*Exercise description*
In the listing that follows, how many lines contain "EURUSD"? Give the number only.

*Entries provided*
• • • • • • •

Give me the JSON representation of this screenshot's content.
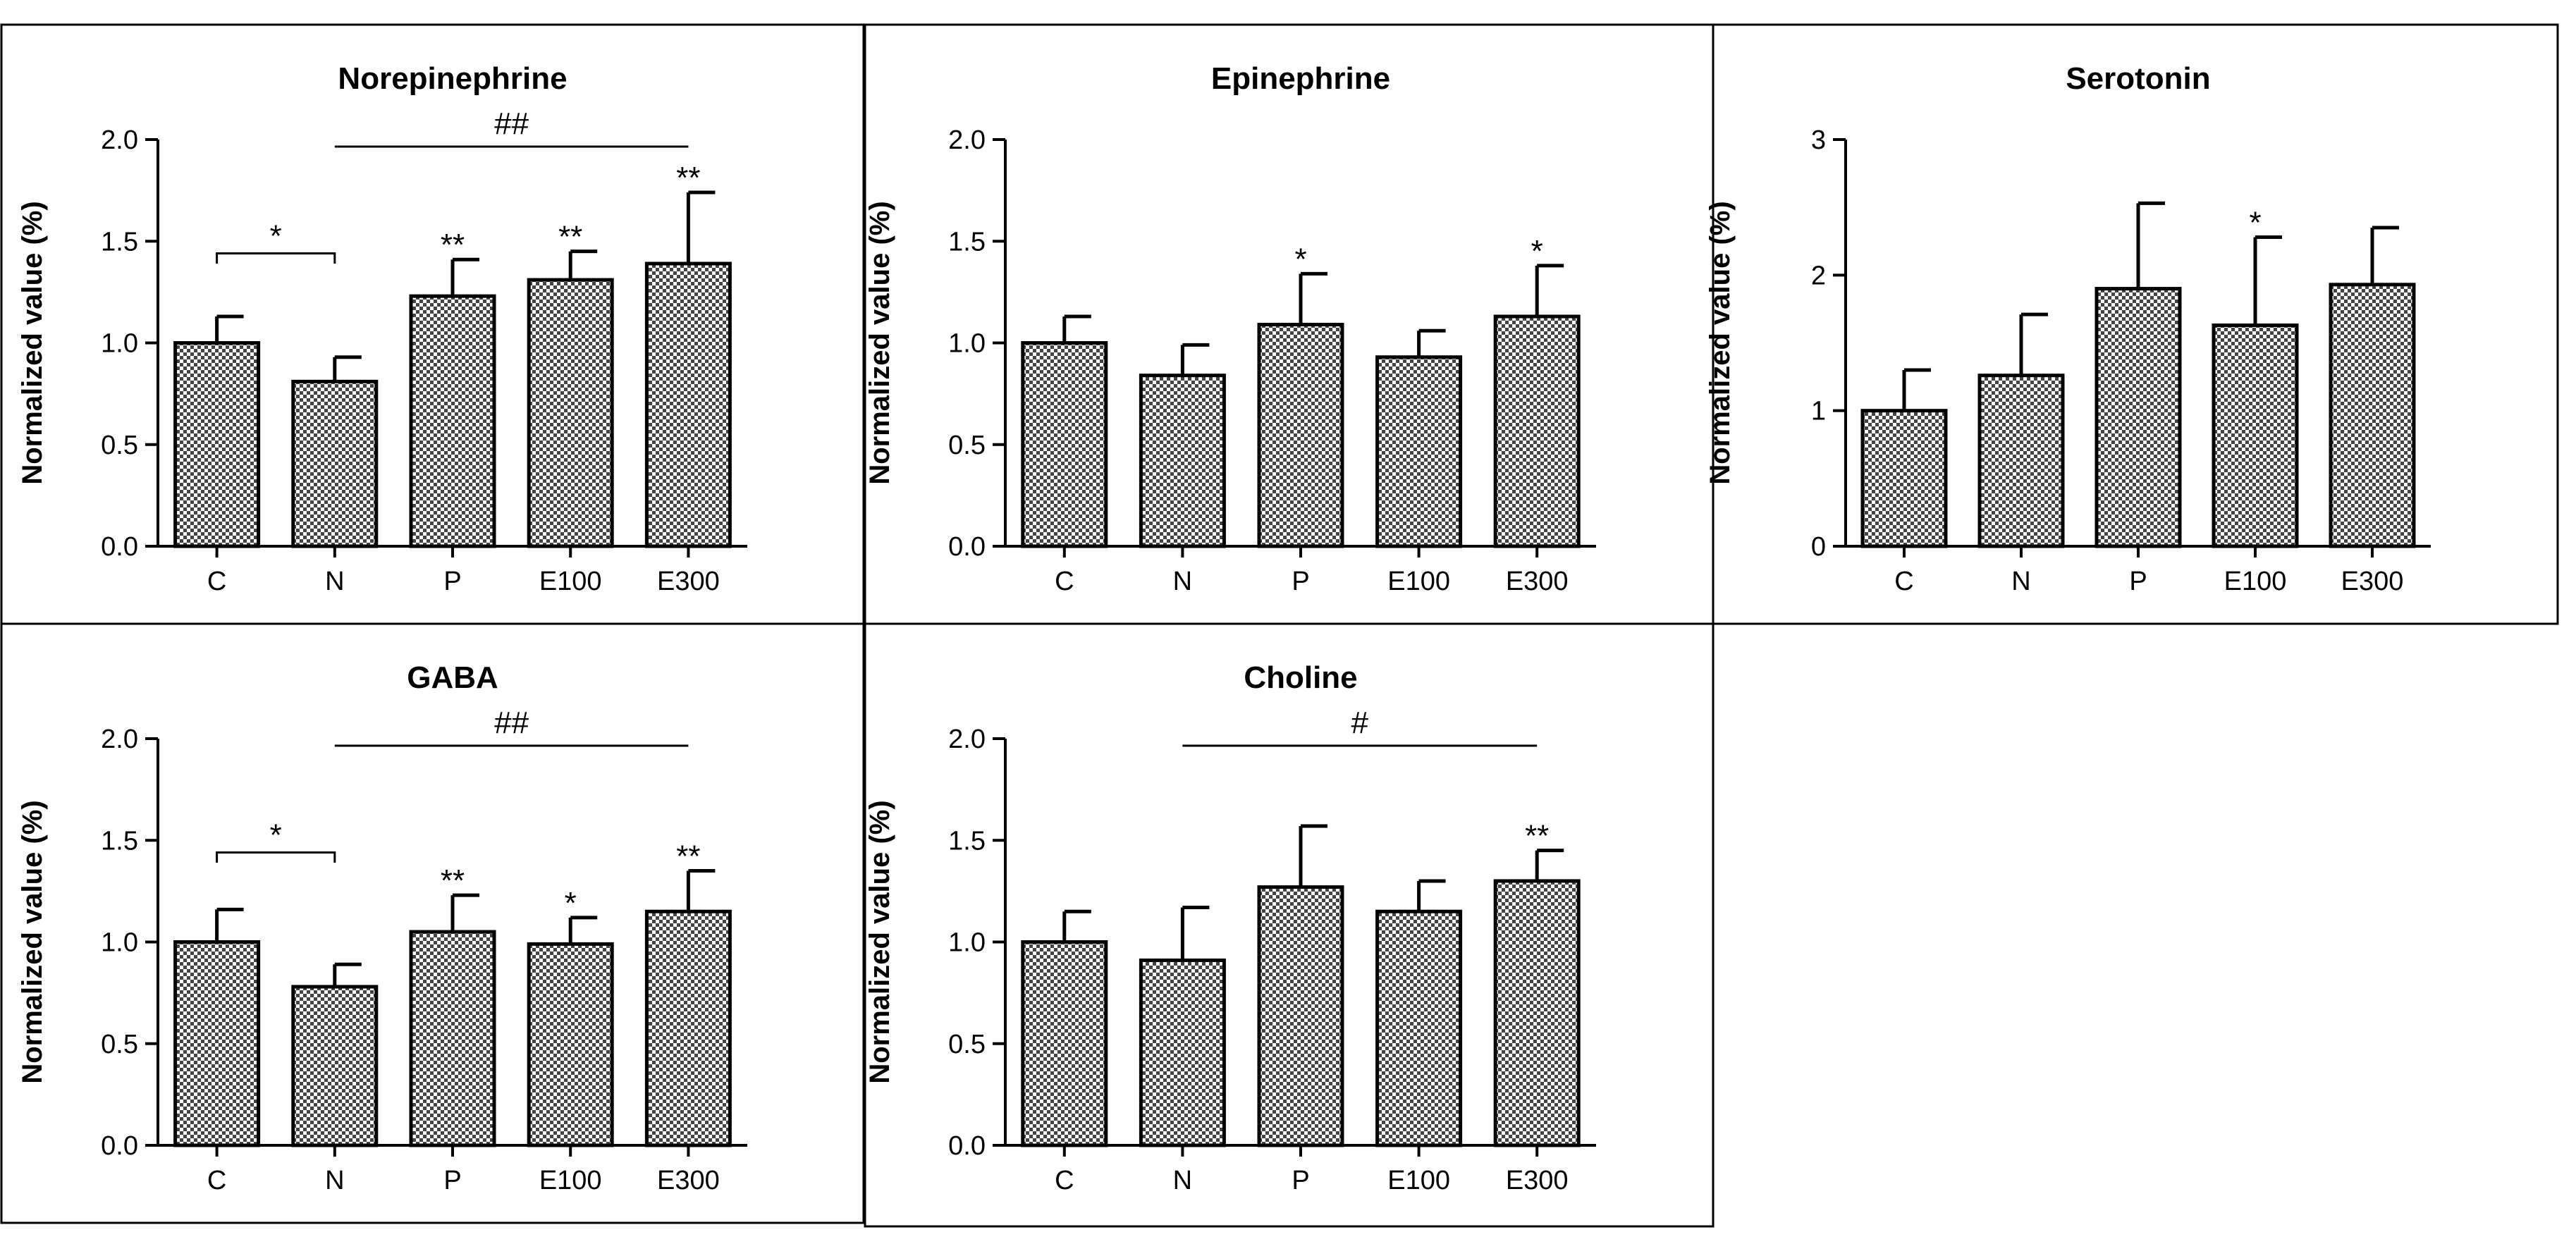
{
  "chart_data": [
    {
      "type": "bar",
      "title": "Norepinephrine",
      "ylabel": "Normalized value (%)",
      "xlabel": "",
      "categories": [
        "C",
        "N",
        "P",
        "E100",
        "E300"
      ],
      "values": [
        1.0,
        0.81,
        1.23,
        1.31,
        1.39
      ],
      "errors": [
        0.13,
        0.12,
        0.18,
        0.14,
        0.35
      ],
      "ylim": [
        0,
        2.0
      ],
      "yticks": [
        0.0,
        0.5,
        1.0,
        1.5,
        2.0
      ],
      "ytick_labels": [
        "0.0",
        "0.5",
        "1.0",
        "1.5",
        "2.0"
      ],
      "bar_labels": [
        "",
        "",
        "**",
        "**",
        "**"
      ],
      "brackets": [
        {
          "style": "bracket",
          "from": 0,
          "to": 1,
          "label": "*"
        },
        {
          "style": "line",
          "from": 1,
          "to": 4,
          "label": "##"
        }
      ]
    },
    {
      "type": "bar",
      "title": "Epinephrine",
      "ylabel": "Normalized value (%)",
      "xlabel": "",
      "categories": [
        "C",
        "N",
        "P",
        "E100",
        "E300"
      ],
      "values": [
        1.0,
        0.84,
        1.09,
        0.93,
        1.13
      ],
      "errors": [
        0.13,
        0.15,
        0.25,
        0.13,
        0.25
      ],
      "ylim": [
        0,
        2.0
      ],
      "yticks": [
        0.0,
        0.5,
        1.0,
        1.5,
        2.0
      ],
      "ytick_labels": [
        "0.0",
        "0.5",
        "1.0",
        "1.5",
        "2.0"
      ],
      "bar_labels": [
        "",
        "",
        "*",
        "",
        "*"
      ],
      "brackets": []
    },
    {
      "type": "bar",
      "title": "Serotonin",
      "ylabel": "Normalized value (%)",
      "xlabel": "",
      "categories": [
        "C",
        "N",
        "P",
        "E100",
        "E300"
      ],
      "values": [
        1.0,
        1.26,
        1.9,
        1.63,
        1.93
      ],
      "errors": [
        0.3,
        0.45,
        0.63,
        0.65,
        0.42
      ],
      "ylim": [
        0,
        3
      ],
      "yticks": [
        0,
        1,
        2,
        3
      ],
      "ytick_labels": [
        "0",
        "1",
        "2",
        "3"
      ],
      "bar_labels": [
        "",
        "",
        "",
        "*",
        ""
      ],
      "brackets": []
    },
    {
      "type": "bar",
      "title": "GABA",
      "ylabel": "Normalized value (%)",
      "xlabel": "",
      "categories": [
        "C",
        "N",
        "P",
        "E100",
        "E300"
      ],
      "values": [
        1.0,
        0.78,
        1.05,
        0.99,
        1.15
      ],
      "errors": [
        0.16,
        0.11,
        0.18,
        0.13,
        0.2
      ],
      "ylim": [
        0,
        2.0
      ],
      "yticks": [
        0.0,
        0.5,
        1.0,
        1.5,
        2.0
      ],
      "ytick_labels": [
        "0.0",
        "0.5",
        "1.0",
        "1.5",
        "2.0"
      ],
      "bar_labels": [
        "",
        "",
        "**",
        "*",
        "**"
      ],
      "brackets": [
        {
          "style": "bracket",
          "from": 0,
          "to": 1,
          "label": "*"
        },
        {
          "style": "line",
          "from": 1,
          "to": 4,
          "label": "##"
        }
      ]
    },
    {
      "type": "bar",
      "title": "Choline",
      "ylabel": "Normalized value (%)",
      "xlabel": "",
      "categories": [
        "C",
        "N",
        "P",
        "E100",
        "E300"
      ],
      "values": [
        1.0,
        0.91,
        1.27,
        1.15,
        1.3
      ],
      "errors": [
        0.15,
        0.26,
        0.3,
        0.15,
        0.15
      ],
      "ylim": [
        0,
        2.0
      ],
      "yticks": [
        0.0,
        0.5,
        1.0,
        1.5,
        2.0
      ],
      "ytick_labels": [
        "0.0",
        "0.5",
        "1.0",
        "1.5",
        "2.0"
      ],
      "bar_labels": [
        "",
        "",
        "",
        "",
        "**"
      ],
      "brackets": [
        {
          "style": "line",
          "from": 1,
          "to": 4,
          "label": "#"
        }
      ]
    }
  ]
}
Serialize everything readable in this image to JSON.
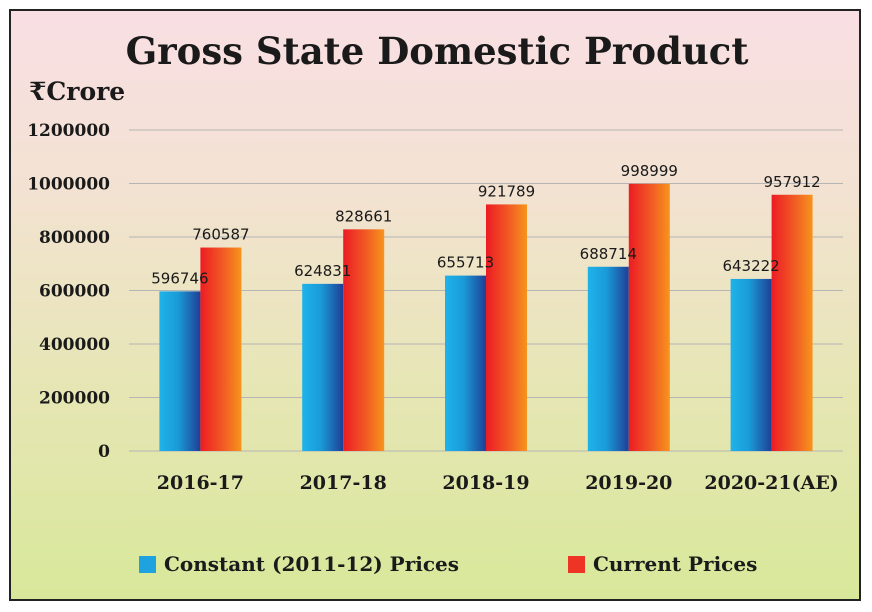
{
  "chart_data": {
    "type": "bar",
    "title": "Gross State Domestic Product",
    "ylabel": "₹Crore",
    "xlabel": "",
    "categories": [
      "2016-17",
      "2017-18",
      "2018-19",
      "2019-20",
      "2020-21(AE)"
    ],
    "series": [
      {
        "name": "Constant (2011-12) Prices",
        "values": [
          596746,
          624831,
          655713,
          688714,
          643222
        ],
        "color": "#1fa3e0"
      },
      {
        "name": "Current Prices",
        "values": [
          760587,
          828661,
          921789,
          998999,
          957912
        ],
        "color": "#ee3424"
      }
    ],
    "ylim": [
      0,
      1200000
    ],
    "yticks": [
      "0",
      "200000",
      "400000",
      "600000",
      "800000",
      "1000000",
      "1200000"
    ],
    "grid": true,
    "legend_position": "bottom"
  }
}
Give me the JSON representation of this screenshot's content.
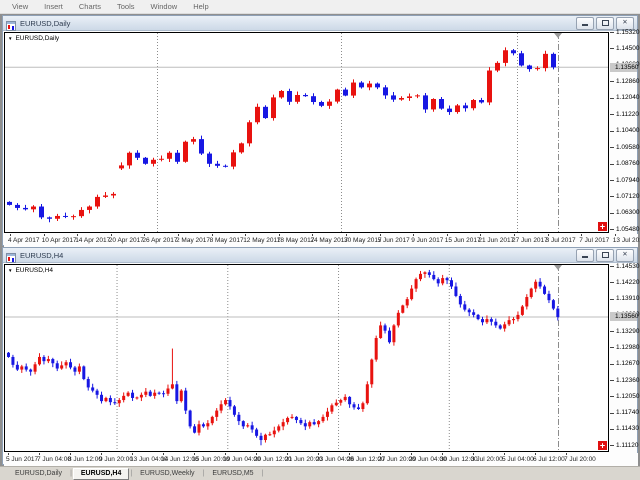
{
  "app": {
    "menu": [
      "View",
      "Insert",
      "Charts",
      "Tools",
      "Window",
      "Help"
    ]
  },
  "icons": {
    "window_icon": "candlestick-chart-icon",
    "close_glyph": "✕",
    "dropdown_glyph": "▼",
    "corner_marker_glyph": "+"
  },
  "windows": [
    {
      "title": "EURUSD,Daily",
      "symbol_label": "EURUSD,Daily"
    },
    {
      "title": "EURUSD,H4",
      "symbol_label": "EURUSD,H4"
    }
  ],
  "tabs": [
    {
      "label": "EURUSD,Daily",
      "active": false
    },
    {
      "label": "EURUSD,H4",
      "active": true
    },
    {
      "label": "EURUSD,Weekly",
      "active": false
    },
    {
      "label": "EURUSD,M5",
      "active": false
    }
  ],
  "chart_data": [
    {
      "type": "candlestick",
      "symbol": "EURUSD",
      "timeframe": "Daily",
      "title": "EURUSD,Daily",
      "background": "#ffffff",
      "bull_color": "#e8120f",
      "bear_color": "#1717e3",
      "bid": 1.1356,
      "bid_label": "1.13560",
      "ylim": [
        1.053,
        1.1532
      ],
      "open_rule": "previous_close",
      "closes": [
        1.067,
        1.0655,
        1.0648,
        1.0662,
        1.0608,
        1.0601,
        1.0615,
        1.061,
        1.0614,
        1.0645,
        1.0662,
        1.071,
        1.0717,
        1.0725,
        1.0867,
        1.093,
        1.0905,
        1.0875,
        1.0895,
        1.09,
        1.093,
        1.0885,
        1.0985,
        1.0998,
        1.0926,
        1.0875,
        1.0865,
        1.0861,
        1.0932,
        1.0977,
        1.1082,
        1.1159,
        1.1103,
        1.1206,
        1.1238,
        1.1184,
        1.1218,
        1.1212,
        1.1183,
        1.1164,
        1.1185,
        1.1245,
        1.1215,
        1.128,
        1.1256,
        1.1275,
        1.1256,
        1.1216,
        1.1195,
        1.1203,
        1.1211,
        1.1216,
        1.1146,
        1.1198,
        1.115,
        1.1133,
        1.1166,
        1.1152,
        1.1193,
        1.1181,
        1.134,
        1.1378,
        1.1441,
        1.1426,
        1.1365,
        1.1347,
        1.1352,
        1.1423,
        1.1356
      ],
      "overrides": {
        "0": {
          "open": 1.0685
        },
        "14": {
          "open": 1.0852
        }
      },
      "price_ticks": [
        "1.15320",
        "1.14500",
        "1.13680",
        "1.12860",
        "1.12040",
        "1.11220",
        "1.10400",
        "1.09580",
        "1.08760",
        "1.07940",
        "1.07120",
        "1.06300",
        "1.05480"
      ],
      "time_ticks": [
        "4 Apr 2017",
        "10 Apr 2017",
        "14 Apr 2017",
        "20 Apr 2017",
        "26 Apr 2017",
        "2 May 2017",
        "8 May 2017",
        "12 May 2017",
        "18 May 2017",
        "24 May 2017",
        "30 May 2017",
        "5 Jun 2017",
        "9 Jun 2017",
        "15 Jun 2017",
        "21 Jun 2017",
        "27 Jun 2017",
        "3 Jul 2017",
        "7 Jul 2017",
        "13 Jul 2017"
      ],
      "separator_bars": [
        19,
        42,
        64
      ],
      "grid": "period-separators-only"
    },
    {
      "type": "candlestick",
      "symbol": "EURUSD",
      "timeframe": "H4",
      "title": "EURUSD,H4",
      "background": "#ffffff",
      "bull_color": "#e8120f",
      "bear_color": "#1717e3",
      "bid": 1.1356,
      "bid_label": "1.13560",
      "ylim": [
        1.1099,
        1.1457
      ],
      "open_rule": "previous_close",
      "closes": [
        1.128,
        1.1265,
        1.1256,
        1.1262,
        1.1256,
        1.1252,
        1.1266,
        1.128,
        1.1272,
        1.1276,
        1.1268,
        1.1258,
        1.1264,
        1.127,
        1.126,
        1.1252,
        1.1262,
        1.1238,
        1.1222,
        1.1216,
        1.1208,
        1.1196,
        1.1202,
        1.1194,
        1.1192,
        1.1198,
        1.1206,
        1.1212,
        1.1202,
        1.1203,
        1.1208,
        1.1214,
        1.1206,
        1.1212,
        1.1211,
        1.121,
        1.122,
        1.1228,
        1.1196,
        1.1216,
        1.1178,
        1.1148,
        1.1136,
        1.1152,
        1.1148,
        1.1154,
        1.1166,
        1.1178,
        1.119,
        1.1198,
        1.1186,
        1.117,
        1.1158,
        1.1148,
        1.115,
        1.1142,
        1.113,
        1.1122,
        1.1132,
        1.1133,
        1.114,
        1.1148,
        1.1156,
        1.1164,
        1.1166,
        1.116,
        1.1154,
        1.1148,
        1.1156,
        1.1152,
        1.1158,
        1.1166,
        1.1176,
        1.1188,
        1.1193,
        1.1198,
        1.1204,
        1.119,
        1.1184,
        1.1181,
        1.1192,
        1.1228,
        1.1275,
        1.1316,
        1.134,
        1.133,
        1.1308,
        1.134,
        1.1364,
        1.1378,
        1.139,
        1.141,
        1.1428,
        1.1438,
        1.1441,
        1.1436,
        1.1428,
        1.142,
        1.143,
        1.1426,
        1.1414,
        1.1396,
        1.138,
        1.137,
        1.1365,
        1.136,
        1.1352,
        1.1346,
        1.1352,
        1.1347,
        1.134,
        1.1334,
        1.1342,
        1.135,
        1.1352,
        1.136,
        1.1376,
        1.1394,
        1.141,
        1.1423,
        1.1414,
        1.14,
        1.1388,
        1.1372,
        1.1356
      ],
      "overrides": {
        "0": {
          "open": 1.1288
        },
        "37": {
          "high": 1.1296
        },
        "57": {
          "low": 1.1112
        }
      },
      "price_ticks": [
        "1.14530",
        "1.14220",
        "1.13910",
        "1.13600",
        "1.13290",
        "1.12980",
        "1.12670",
        "1.12360",
        "1.12050",
        "1.11740",
        "1.11430",
        "1.11120"
      ],
      "time_ticks": [
        "5 Jun 2017",
        "7 Jun 04:00",
        "8 Jun 12:00",
        "9 Jun 20:00",
        "13 Jun 04:00",
        "14 Jun 12:00",
        "15 Jun 20:00",
        "19 Jun 04:00",
        "20 Jun 12:00",
        "21 Jun 20:00",
        "23 Jun 04:00",
        "26 Jun 12:00",
        "27 Jun 20:00",
        "29 Jun 04:00",
        "30 Jun 12:00",
        "3 Jul 20:00",
        "5 Jul 04:00",
        "6 Jul 12:00",
        "7 Jul 20:00"
      ],
      "separator_bars": [
        25,
        50,
        75,
        100
      ],
      "grid": "period-separators-only"
    }
  ]
}
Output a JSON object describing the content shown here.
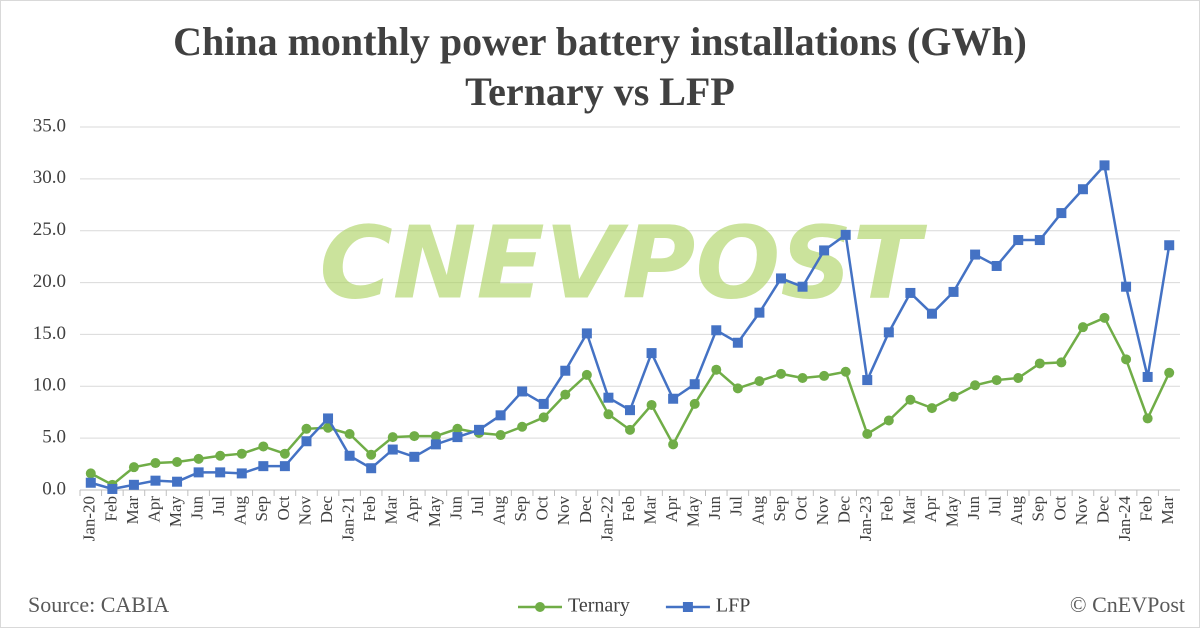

• • • • • • •

*Worked answer*
12